ParamsError is either MissingPathParams (an internal routing error) or DeserializationError.

HeaderMap

Gives a handler the full request header set. HeaderMap(pub http::HeaderMap) is owned, so you read values without lifetime juggling. Its error type is Infallible.

use tako::extractors::header_map::HeaderMap;

async fn inspect(HeaderMap(headers): HeaderMap) {
  if let Some(ua) = headers.get("user-agent") {
    println!("user-agent: {ua:?}");
  }
}

For a single strongly-typed header, the typed-header feature adds TypedHeader<H>.

use anyhow::Result;
use serde::Deserialize;
use serde::Serialize;
use tako::Method;
use tako::extractors::header_map::HeaderMap;
use tako::extractors::json::Json;
use tako::router::Router;
use tokio::net::TcpListener;

#[derive(Deserialize)]
struct Input {
  name: String,
}

#[derive(Serialize)]
struct Output {
  name: String,
  user_agent: Option<String>,
}

/// POST /echo
/// Body: {"name": "Alice"}
///
/// Demonstrates using both `Json` and `HeaderMap` extractors in the handler signature.
async fn echo_with_headers(
  HeaderMap(headers): HeaderMap,
  Json(payload): Json<Input>,
) -> Json<Output> {
  let user_agent = headers
    .get("user-agent")
    .and_then(|v| v.to_str().ok())
    .map(|s| s.to_string());

  Json(Output {
    name: payload.name,
    user_agent,
  })
}

#[tokio::main]
async fn main() -> Result<()> {
  let listener = TcpListener::bind("127.0.0.1:8080").await?;

  let mut router = Router::new();
  router.route(Method::POST, "/echo", echo_with_headers);

  tako::serve(listener, router).await;

  Ok(())
}

Accept

Parses the Accept header into a preference-sorted media-type list and exposes content-negotiation helpers: prefers(mt), accepts(mt), preferred(), and types(). Wildcards (*/*, image/*) are matched correctly — image/* matches image/png but not imagezzz.
---+---
» WHAT THIS EXERCISE ASKS:
#1 Duplicate the part of the documentation on Tako extractors that runs from "tako::serve(listener, router).await;" to "but not imagezzz.".
#2 Summarize the documentation on Tako extractors in three sentences.

» DATA SHOWN:
---+---
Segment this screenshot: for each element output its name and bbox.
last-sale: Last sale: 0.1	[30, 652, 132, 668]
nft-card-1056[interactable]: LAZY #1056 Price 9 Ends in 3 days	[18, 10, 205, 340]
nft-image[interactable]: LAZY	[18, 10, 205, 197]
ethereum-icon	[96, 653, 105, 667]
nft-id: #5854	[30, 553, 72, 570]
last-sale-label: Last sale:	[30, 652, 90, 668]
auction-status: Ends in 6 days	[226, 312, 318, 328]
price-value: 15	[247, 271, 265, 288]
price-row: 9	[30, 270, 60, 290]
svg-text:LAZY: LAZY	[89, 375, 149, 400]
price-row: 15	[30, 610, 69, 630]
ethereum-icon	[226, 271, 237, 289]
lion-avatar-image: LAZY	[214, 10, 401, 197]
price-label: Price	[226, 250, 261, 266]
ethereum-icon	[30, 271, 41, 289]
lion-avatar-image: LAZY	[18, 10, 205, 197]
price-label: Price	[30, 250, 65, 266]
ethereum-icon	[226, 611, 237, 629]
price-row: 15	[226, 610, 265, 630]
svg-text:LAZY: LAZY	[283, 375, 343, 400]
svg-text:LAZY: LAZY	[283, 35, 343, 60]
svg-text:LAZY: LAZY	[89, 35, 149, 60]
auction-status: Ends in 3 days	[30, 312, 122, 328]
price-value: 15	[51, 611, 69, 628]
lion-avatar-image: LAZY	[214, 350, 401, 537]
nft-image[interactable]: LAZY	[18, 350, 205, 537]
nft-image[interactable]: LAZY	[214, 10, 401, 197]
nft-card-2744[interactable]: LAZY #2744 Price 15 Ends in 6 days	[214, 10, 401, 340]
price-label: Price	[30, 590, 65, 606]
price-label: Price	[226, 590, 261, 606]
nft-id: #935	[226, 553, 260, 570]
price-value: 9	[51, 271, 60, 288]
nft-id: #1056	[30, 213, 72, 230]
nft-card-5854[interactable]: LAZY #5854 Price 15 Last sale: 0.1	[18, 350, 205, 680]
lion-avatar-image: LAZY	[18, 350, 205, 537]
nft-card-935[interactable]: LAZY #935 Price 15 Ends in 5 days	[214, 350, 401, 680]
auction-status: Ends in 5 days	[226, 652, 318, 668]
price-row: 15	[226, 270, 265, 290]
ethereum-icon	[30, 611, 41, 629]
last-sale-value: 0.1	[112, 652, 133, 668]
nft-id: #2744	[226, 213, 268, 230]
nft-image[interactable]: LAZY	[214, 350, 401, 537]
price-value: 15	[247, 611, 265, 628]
---+---
» EXERCISE RESPONSES:
#1
tako::serve(listener, router).await;

  Ok(())
}

Accept

Parses the Accept header into a preference-sorted media-type list and exposes content-negotiation helpers: prefers(mt), accepts(mt), preferred(), and types(). Wildcards (*/*, image/*) are matched correctly — image/* matches image/png but not imagezzz.

#2 The HeaderMap extractor gives a handler the full, owned set of request headers, and its error type is Infallible, while the typed-header feature adds TypedHeader<H> for a single strongly typed header. An example POST /echo handler uses both the Json and HeaderMap extractors to return the posted name along with the user-agent header value, if present. The Accept extractor parses the Accept header into a preference-sorted list of media types and exposes the content-negotiation helpers prefers, accepts, preferred, and types.